[Stored dataset items]
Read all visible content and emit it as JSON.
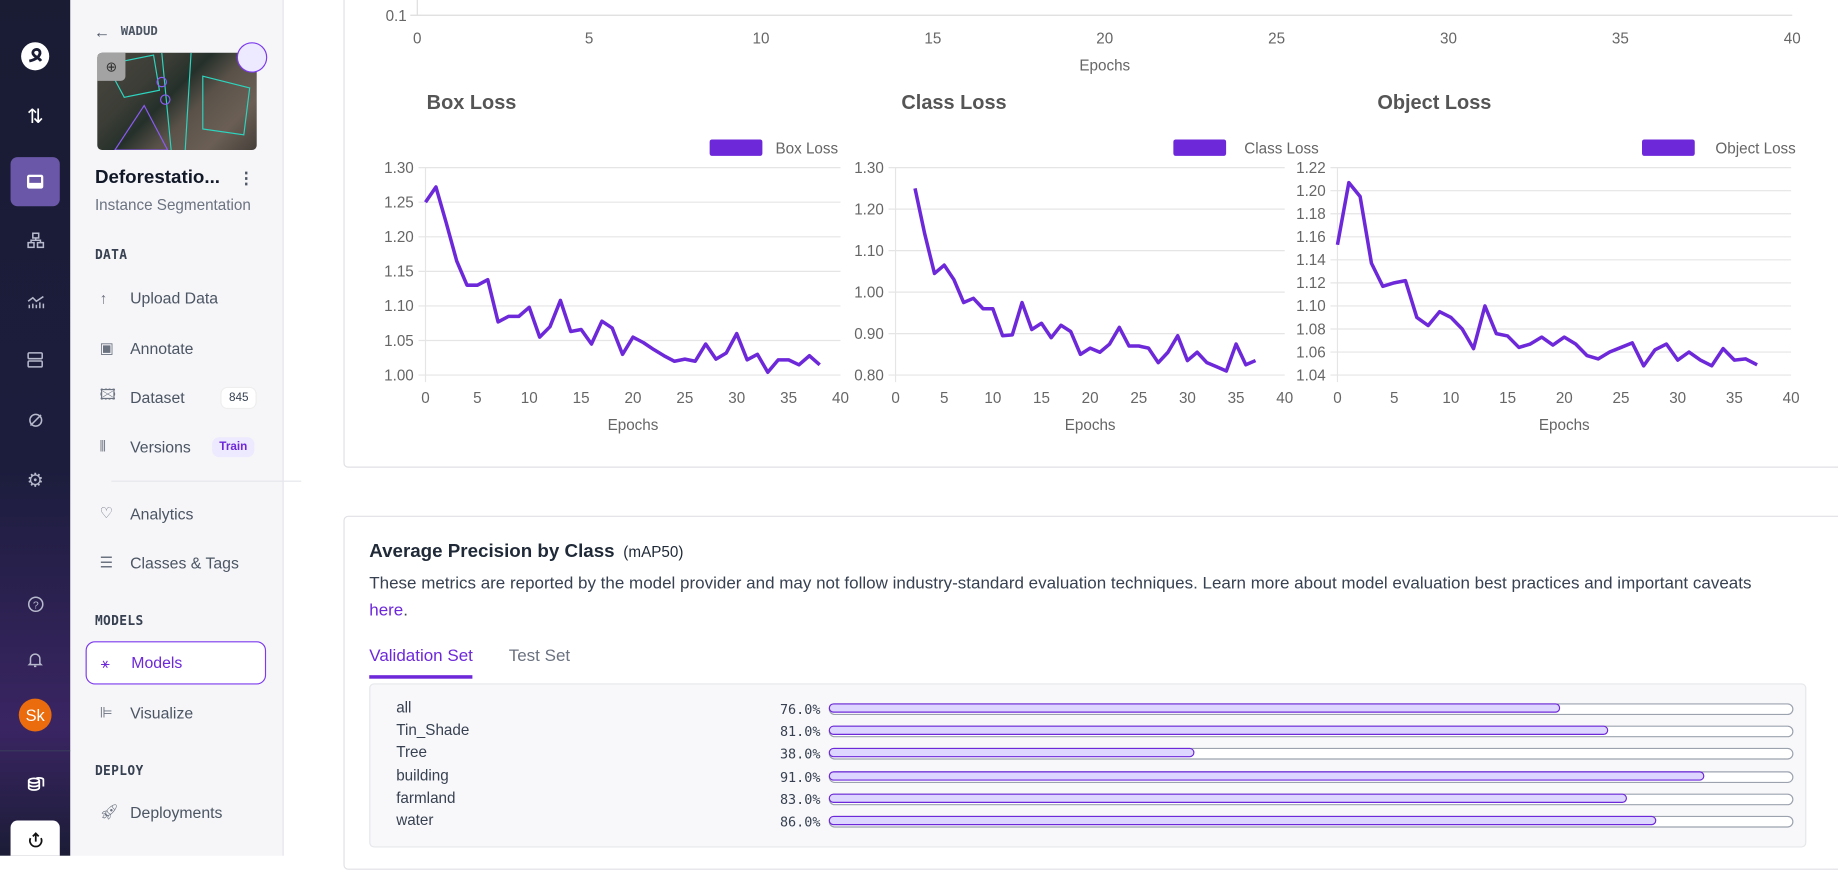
{
  "rail": {
    "icons": [
      "roboflow-logo-icon",
      "sort-arrows-icon",
      "inbox-icon",
      "workflow-icon",
      "analytics-chart-icon",
      "server-icon",
      "compass-icon",
      "gear-icon",
      "help-icon",
      "bell-icon",
      "database-stack-icon",
      "upload-icon"
    ],
    "avatar": "Sk",
    "avatar_color": "#ea6c0c"
  },
  "sidebar": {
    "workspace": "WADUD",
    "project_name": "Deforestatio...",
    "project_type": "Instance Segmentation",
    "sections": {
      "data": "DATA",
      "models": "MODELS",
      "deploy": "DEPLOY"
    },
    "items": [
      {
        "label": "Upload Data",
        "icon": "upload-arrow-icon"
      },
      {
        "label": "Annotate",
        "icon": "annotate-icon"
      },
      {
        "label": "Dataset",
        "icon": "image-icon",
        "badge": "845"
      },
      {
        "label": "Versions",
        "icon": "versions-icon",
        "badge": "Train"
      },
      {
        "label": "Analytics",
        "icon": "heart-pulse-icon"
      },
      {
        "label": "Classes & Tags",
        "icon": "list-numbered-icon"
      },
      {
        "label": "Models",
        "icon": "models-network-icon",
        "active": true
      },
      {
        "label": "Visualize",
        "icon": "bar-chart-icon"
      },
      {
        "label": "Deployments",
        "icon": "rocket-icon"
      }
    ]
  },
  "accent": "#6d28d9",
  "top_chart": {
    "ytick": "0.1",
    "xticks": [
      "0",
      "5",
      "10",
      "15",
      "20",
      "25",
      "30",
      "35",
      "40"
    ],
    "xlabel": "Epochs"
  },
  "chart_data": [
    {
      "type": "line",
      "title": "Box Loss",
      "xlabel": "Epochs",
      "legend": "top-right",
      "xlim": [
        0,
        40
      ],
      "ylim": [
        1.0,
        1.3
      ],
      "yticks": [
        "1.00",
        "1.05",
        "1.10",
        "1.15",
        "1.20",
        "1.25",
        "1.30"
      ],
      "xticks": [
        "0",
        "5",
        "10",
        "15",
        "20",
        "25",
        "30",
        "35",
        "40"
      ],
      "series": [
        {
          "name": "Box Loss",
          "color": "#6d28d9",
          "x0": 0,
          "values": [
            1.25,
            1.272,
            1.22,
            1.165,
            1.13,
            1.13,
            1.138,
            1.077,
            1.085,
            1.085,
            1.098,
            1.055,
            1.07,
            1.108,
            1.063,
            1.066,
            1.045,
            1.078,
            1.068,
            1.03,
            1.055,
            1.047,
            1.037,
            1.028,
            1.02,
            1.023,
            1.02,
            1.045,
            1.023,
            1.032,
            1.06,
            1.022,
            1.03,
            1.004,
            1.022,
            1.022,
            1.015,
            1.028,
            1.015
          ]
        }
      ]
    },
    {
      "type": "line",
      "title": "Class Loss",
      "xlabel": "Epochs",
      "legend": "top-right",
      "xlim": [
        0,
        40
      ],
      "ylim": [
        0.8,
        1.3
      ],
      "yticks": [
        "0.80",
        "0.90",
        "1.00",
        "1.10",
        "1.20",
        "1.30"
      ],
      "xticks": [
        "0",
        "5",
        "10",
        "15",
        "20",
        "25",
        "30",
        "35",
        "40"
      ],
      "series": [
        {
          "name": "Class Loss",
          "color": "#6d28d9",
          "x0": 2,
          "values": [
            1.25,
            1.14,
            1.045,
            1.065,
            1.03,
            0.975,
            0.985,
            0.96,
            0.96,
            0.895,
            0.897,
            0.975,
            0.91,
            0.925,
            0.89,
            0.92,
            0.905,
            0.85,
            0.865,
            0.855,
            0.875,
            0.915,
            0.87,
            0.87,
            0.865,
            0.83,
            0.855,
            0.895,
            0.835,
            0.855,
            0.83,
            0.82,
            0.81,
            0.875,
            0.825,
            0.835
          ]
        }
      ]
    },
    {
      "type": "line",
      "title": "Object Loss",
      "xlabel": "Epochs",
      "legend": "top-right",
      "xlim": [
        0,
        40
      ],
      "ylim": [
        1.04,
        1.22
      ],
      "yticks": [
        "1.04",
        "1.06",
        "1.08",
        "1.10",
        "1.12",
        "1.14",
        "1.16",
        "1.18",
        "1.20",
        "1.22"
      ],
      "xticks": [
        "0",
        "5",
        "10",
        "15",
        "20",
        "25",
        "30",
        "35",
        "40"
      ],
      "series": [
        {
          "name": "Object Loss",
          "color": "#6d28d9",
          "x0": 0,
          "values": [
            1.153,
            1.207,
            1.195,
            1.137,
            1.117,
            1.12,
            1.122,
            1.09,
            1.083,
            1.095,
            1.09,
            1.08,
            1.063,
            1.1,
            1.076,
            1.074,
            1.064,
            1.067,
            1.073,
            1.066,
            1.073,
            1.067,
            1.057,
            1.054,
            1.06,
            1.064,
            1.068,
            1.048,
            1.062,
            1.067,
            1.053,
            1.06,
            1.053,
            1.048,
            1.063,
            1.053,
            1.054,
            1.049
          ]
        }
      ]
    }
  ],
  "ap": {
    "title": "Average Precision by Class",
    "subtitle": "(mAP50)",
    "description": "These metrics are reported by the model provider and may not follow industry-standard evaluation techniques. Learn more about model evaluation best practices and important caveats ",
    "link": "here",
    "period": ".",
    "tabs": [
      {
        "label": "Validation Set",
        "active": true
      },
      {
        "label": "Test Set"
      }
    ],
    "rows": [
      {
        "label": "all",
        "value": "76.0%",
        "pct": 76
      },
      {
        "label": "Tin_Shade",
        "value": "81.0%",
        "pct": 81
      },
      {
        "label": "Tree",
        "value": "38.0%",
        "pct": 38
      },
      {
        "label": "building",
        "value": "91.0%",
        "pct": 91
      },
      {
        "label": "farmland",
        "value": "83.0%",
        "pct": 83
      },
      {
        "label": "water",
        "value": "86.0%",
        "pct": 86
      }
    ]
  }
}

▶ What is being asked:
Retype the listing exactly. Pictures do not belong in the copy.

▶ Reply to the exercise:
Read all visible content and emit it as JSON.
{
  "rail": {
    "icons": [
      "roboflow-logo-icon",
      "sort-arrows-icon",
      "inbox-icon",
      "workflow-icon",
      "analytics-chart-icon",
      "server-icon",
      "compass-icon",
      "gear-icon",
      "help-icon",
      "bell-icon",
      "database-stack-icon",
      "upload-icon"
    ],
    "avatar": "Sk",
    "avatar_color": "#ea6c0c"
  },
  "sidebar": {
    "workspace": "WADUD",
    "project_name": "Deforestatio...",
    "project_type": "Instance Segmentation",
    "sections": {
      "data": "DATA",
      "models": "MODELS",
      "deploy": "DEPLOY"
    },
    "items": [
      {
        "label": "Upload Data",
        "icon": "upload-arrow-icon"
      },
      {
        "label": "Annotate",
        "icon": "annotate-icon"
      },
      {
        "label": "Dataset",
        "icon": "image-icon",
        "badge": "845"
      },
      {
        "label": "Versions",
        "icon": "versions-icon",
        "badge": "Train"
      },
      {
        "label": "Analytics",
        "icon": "heart-pulse-icon"
      },
      {
        "label": "Classes & Tags",
        "icon": "list-numbered-icon"
      },
      {
        "label": "Models",
        "icon": "models-network-icon",
        "active": true
      },
      {
        "label": "Visualize",
        "icon": "bar-chart-icon"
      },
      {
        "label": "Deployments",
        "icon": "rocket-icon"
      }
    ]
  },
  "accent": "#6d28d9",
  "top_chart": {
    "ytick": "0.1",
    "xticks": [
      "0",
      "5",
      "10",
      "15",
      "20",
      "25",
      "30",
      "35",
      "40"
    ],
    "xlabel": "Epochs"
  },
  "chart_data": [
    {
      "type": "line",
      "title": "Box Loss",
      "xlabel": "Epochs",
      "legend": "top-right",
      "xlim": [
        0,
        40
      ],
      "ylim": [
        1.0,
        1.3
      ],
      "yticks": [
        "1.00",
        "1.05",
        "1.10",
        "1.15",
        "1.20",
        "1.25",
        "1.30"
      ],
      "xticks": [
        "0",
        "5",
        "10",
        "15",
        "20",
        "25",
        "30",
        "35",
        "40"
      ],
      "series": [
        {
          "name": "Box Loss",
          "color": "#6d28d9",
          "x0": 0,
          "values": [
            1.25,
            1.272,
            1.22,
            1.165,
            1.13,
            1.13,
            1.138,
            1.077,
            1.085,
            1.085,
            1.098,
            1.055,
            1.07,
            1.108,
            1.063,
            1.066,
            1.045,
            1.078,
            1.068,
            1.03,
            1.055,
            1.047,
            1.037,
            1.028,
            1.02,
            1.023,
            1.02,
            1.045,
            1.023,
            1.032,
            1.06,
            1.022,
            1.03,
            1.004,
            1.022,
            1.022,
            1.015,
            1.028,
            1.015
          ]
        }
      ]
    },
    {
      "type": "line",
      "title": "Class Loss",
      "xlabel": "Epochs",
      "legend": "top-right",
      "xlim": [
        0,
        40
      ],
      "ylim": [
        0.8,
        1.3
      ],
      "yticks": [
        "0.80",
        "0.90",
        "1.00",
        "1.10",
        "1.20",
        "1.30"
      ],
      "xticks": [
        "0",
        "5",
        "10",
        "15",
        "20",
        "25",
        "30",
        "35",
        "40"
      ],
      "series": [
        {
          "name": "Class Loss",
          "color": "#6d28d9",
          "x0": 2,
          "values": [
            1.25,
            1.14,
            1.045,
            1.065,
            1.03,
            0.975,
            0.985,
            0.96,
            0.96,
            0.895,
            0.897,
            0.975,
            0.91,
            0.925,
            0.89,
            0.92,
            0.905,
            0.85,
            0.865,
            0.855,
            0.875,
            0.915,
            0.87,
            0.87,
            0.865,
            0.83,
            0.855,
            0.895,
            0.835,
            0.855,
            0.83,
            0.82,
            0.81,
            0.875,
            0.825,
            0.835
          ]
        }
      ]
    },
    {
      "type": "line",
      "title": "Object Loss",
      "xlabel": "Epochs",
      "legend": "top-right",
      "xlim": [
        0,
        40
      ],
      "ylim": [
        1.04,
        1.22
      ],
      "yticks": [
        "1.04",
        "1.06",
        "1.08",
        "1.10",
        "1.12",
        "1.14",
        "1.16",
        "1.18",
        "1.20",
        "1.22"
      ],
      "xticks": [
        "0",
        "5",
        "10",
        "15",
        "20",
        "25",
        "30",
        "35",
        "40"
      ],
      "series": [
        {
          "name": "Object Loss",
          "color": "#6d28d9",
          "x0": 0,
          "values": [
            1.153,
            1.207,
            1.195,
            1.137,
            1.117,
            1.12,
            1.122,
            1.09,
            1.083,
            1.095,
            1.09,
            1.08,
            1.063,
            1.1,
            1.076,
            1.074,
            1.064,
            1.067,
            1.073,
            1.066,
            1.073,
            1.067,
            1.057,
            1.054,
            1.06,
            1.064,
            1.068,
            1.048,
            1.062,
            1.067,
            1.053,
            1.06,
            1.053,
            1.048,
            1.063,
            1.053,
            1.054,
            1.049
          ]
        }
      ]
    }
  ],
  "ap": {
    "title": "Average Precision by Class",
    "subtitle": "(mAP50)",
    "description": "These metrics are reported by the model provider and may not follow industry-standard evaluation techniques. Learn more about model evaluation best practices and important caveats ",
    "link": "here",
    "period": ".",
    "tabs": [
      {
        "label": "Validation Set",
        "active": true
      },
      {
        "label": "Test Set"
      }
    ],
    "rows": [
      {
        "label": "all",
        "value": "76.0%",
        "pct": 76
      },
      {
        "label": "Tin_Shade",
        "value": "81.0%",
        "pct": 81
      },
      {
        "label": "Tree",
        "value": "38.0%",
        "pct": 38
      },
      {
        "label": "building",
        "value": "91.0%",
        "pct": 91
      },
      {
        "label": "farmland",
        "value": "83.0%",
        "pct": 83
      },
      {
        "label": "water",
        "value": "86.0%",
        "pct": 86
      }
    ]
  }
}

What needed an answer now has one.